## WHAT THE TASK REQUIRES
Repeat the whole of the data, keeping every detail the same.

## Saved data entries

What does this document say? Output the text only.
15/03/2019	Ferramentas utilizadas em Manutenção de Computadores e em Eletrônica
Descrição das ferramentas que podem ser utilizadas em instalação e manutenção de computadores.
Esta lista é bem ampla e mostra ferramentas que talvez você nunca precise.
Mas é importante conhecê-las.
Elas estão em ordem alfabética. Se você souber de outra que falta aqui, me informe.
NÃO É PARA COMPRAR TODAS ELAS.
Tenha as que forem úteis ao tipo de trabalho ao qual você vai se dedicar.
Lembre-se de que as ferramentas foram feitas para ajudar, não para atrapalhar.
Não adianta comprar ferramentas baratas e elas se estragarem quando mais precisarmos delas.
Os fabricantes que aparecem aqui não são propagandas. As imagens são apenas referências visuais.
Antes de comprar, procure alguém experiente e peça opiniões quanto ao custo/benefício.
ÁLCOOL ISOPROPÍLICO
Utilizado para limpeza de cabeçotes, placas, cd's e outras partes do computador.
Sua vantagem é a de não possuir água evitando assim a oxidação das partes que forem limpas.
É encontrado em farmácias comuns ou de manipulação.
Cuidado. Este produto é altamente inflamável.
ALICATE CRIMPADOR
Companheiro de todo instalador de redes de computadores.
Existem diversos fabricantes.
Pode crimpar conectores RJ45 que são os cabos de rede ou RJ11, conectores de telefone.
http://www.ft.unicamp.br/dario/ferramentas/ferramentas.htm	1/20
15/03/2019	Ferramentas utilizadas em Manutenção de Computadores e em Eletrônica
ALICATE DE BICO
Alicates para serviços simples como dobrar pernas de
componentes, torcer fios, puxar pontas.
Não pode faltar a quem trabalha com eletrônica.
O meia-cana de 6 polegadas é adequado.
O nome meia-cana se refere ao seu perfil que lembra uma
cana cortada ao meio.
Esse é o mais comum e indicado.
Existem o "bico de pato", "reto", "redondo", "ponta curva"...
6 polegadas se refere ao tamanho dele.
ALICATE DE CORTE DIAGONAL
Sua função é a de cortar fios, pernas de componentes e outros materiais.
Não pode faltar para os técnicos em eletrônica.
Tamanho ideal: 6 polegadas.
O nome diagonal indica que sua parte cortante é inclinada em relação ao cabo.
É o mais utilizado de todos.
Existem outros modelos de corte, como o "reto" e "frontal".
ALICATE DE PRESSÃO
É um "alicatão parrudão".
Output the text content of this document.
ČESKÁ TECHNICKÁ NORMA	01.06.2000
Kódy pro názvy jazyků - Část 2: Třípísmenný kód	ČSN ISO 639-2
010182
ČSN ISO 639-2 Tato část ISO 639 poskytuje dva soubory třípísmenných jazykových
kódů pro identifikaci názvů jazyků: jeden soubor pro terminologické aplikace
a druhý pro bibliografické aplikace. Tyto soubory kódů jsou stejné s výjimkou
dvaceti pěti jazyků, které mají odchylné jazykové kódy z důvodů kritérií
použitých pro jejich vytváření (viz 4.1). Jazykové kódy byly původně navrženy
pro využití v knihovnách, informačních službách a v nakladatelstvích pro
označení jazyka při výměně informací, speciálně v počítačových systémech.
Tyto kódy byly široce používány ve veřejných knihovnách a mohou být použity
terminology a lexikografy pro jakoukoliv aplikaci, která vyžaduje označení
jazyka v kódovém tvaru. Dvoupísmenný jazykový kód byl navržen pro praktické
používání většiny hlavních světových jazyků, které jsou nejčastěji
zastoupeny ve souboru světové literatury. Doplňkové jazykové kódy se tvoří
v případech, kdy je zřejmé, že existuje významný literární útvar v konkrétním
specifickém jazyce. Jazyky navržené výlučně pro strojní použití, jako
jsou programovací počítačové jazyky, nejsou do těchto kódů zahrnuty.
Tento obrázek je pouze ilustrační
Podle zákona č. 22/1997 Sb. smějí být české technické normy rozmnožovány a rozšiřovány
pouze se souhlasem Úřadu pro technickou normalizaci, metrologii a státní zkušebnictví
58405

## WRITTEN RESPONSE
What does this document say? Output the text only.
15/03/2019	Ferramentas utilizadas em Manutenção de Computadores e em Eletrônica
Descrição das ferramentas que podem ser utilizadas em instalação e manutenção de computadores.
Esta lista é bem ampla e mostra ferramentas que talvez você nunca precise.
Mas é importante conhecê-las.
Elas estão em ordem alfabética. Se você souber de outra que falta aqui, me informe.
NÃO É PARA COMPRAR TODAS ELAS.
Tenha as que forem úteis ao tipo de trabalho ao qual você vai se dedicar.
Lembre-se de que as ferramentas foram feitas para ajudar, não para atrapalhar.
Não adianta comprar ferramentas baratas e elas se estragarem quando mais precisarmos delas.
Os fabricantes que aparecem aqui não são propagandas. As imagens são apenas referências visuais.
Antes de comprar, procure alguém experiente e peça opiniões quanto ao custo/benefício.
ÁLCOOL ISOPROPÍLICO
Utilizado para limpeza de cabeçotes, placas, cd's e outras partes do computador.
Sua vantagem é a de não possuir água evitando assim a oxidação das partes que forem limpas.
É encontrado em farmácias comuns ou de manipulação.
Cuidado. Este produto é altamente inflamável.
ALICATE CRIMPADOR
Companheiro de todo instalador de redes de computadores.
Existem diversos fabricantes.
Pode crimpar conectores RJ45 que são os cabos de rede ou RJ11, conectores de telefone.
http://www.ft.unicamp.br/dario/ferramentas/ferramentas.htm	1/20
15/03/2019	Ferramentas utilizadas em Manutenção de Computadores e em Eletrônica
ALICATE DE BICO
Alicates para serviços simples como dobrar pernas de
componentes, torcer fios, puxar pontas.
Não pode faltar a quem trabalha com eletrônica.
O meia-cana de 6 polegadas é adequado.
O nome meia-cana se refere ao seu perfil que lembra uma
cana cortada ao meio.
Esse é o mais comum e indicado.
Existem o "bico de pato", "reto", "redondo", "ponta curva"...
6 polegadas se refere ao tamanho dele.
ALICATE DE CORTE DIAGONAL
Sua função é a de cortar fios, pernas de componentes e outros materiais.
Não pode faltar para os técnicos em eletrônica.
Tamanho ideal: 6 polegadas.
O nome diagonal indica que sua parte cortante é inclinada em relação ao cabo.
É o mais utilizado de todos.
Existem outros modelos de corte, como o "reto" e "frontal".
ALICATE DE PRESSÃO
É um "alicatão parrudão".
Output the text content of this document.
ČESKÁ TECHNICKÁ NORMA	01.06.2000
Kódy pro názvy jazyků - Část 2: Třípísmenný kód	ČSN ISO 639-2
010182
ČSN ISO 639-2 Tato část ISO 639 poskytuje dva soubory třípísmenných jazykových
kódů pro identifikaci názvů jazyků: jeden soubor pro terminologické aplikace
a druhý pro bibliografické aplikace. Tyto soubory kódů jsou stejné s výjimkou
dvaceti pěti jazyků, které mají odchylné jazykové kódy z důvodů kritérií
použitých pro jejich vytváření (viz 4.1). Jazykové kódy byly původně navrženy
pro využití v knihovnách, informačních službách a v nakladatelstvích pro
označení jazyka při výměně informací, speciálně v počítačových systémech.
Tyto kódy byly široce používány ve veřejných knihovnách a mohou být použity
terminology a lexikografy pro jakoukoliv aplikaci, která vyžaduje označení
jazyka v kódovém tvaru. Dvoupísmenný jazykový kód byl navržen pro praktické
používání většiny hlavních světových jazyků, které jsou nejčastěji
zastoupeny ve souboru světové literatury. Doplňkové jazykové kódy se tvoří
v případech, kdy je zřejmé, že existuje významný literární útvar v konkrétním
specifickém jazyce. Jazyky navržené výlučně pro strojní použití, jako
jsou programovací počítačové jazyky, nejsou do těchto kódů zahrnuty.
Tento obrázek je pouze ilustrační
Podle zákona č. 22/1997 Sb. smějí být české technické normy rozmnožovány a rozšiřovány
pouze se souhlasem Úřadu pro technickou normalizaci, metrologii a státní zkušebnictví
58405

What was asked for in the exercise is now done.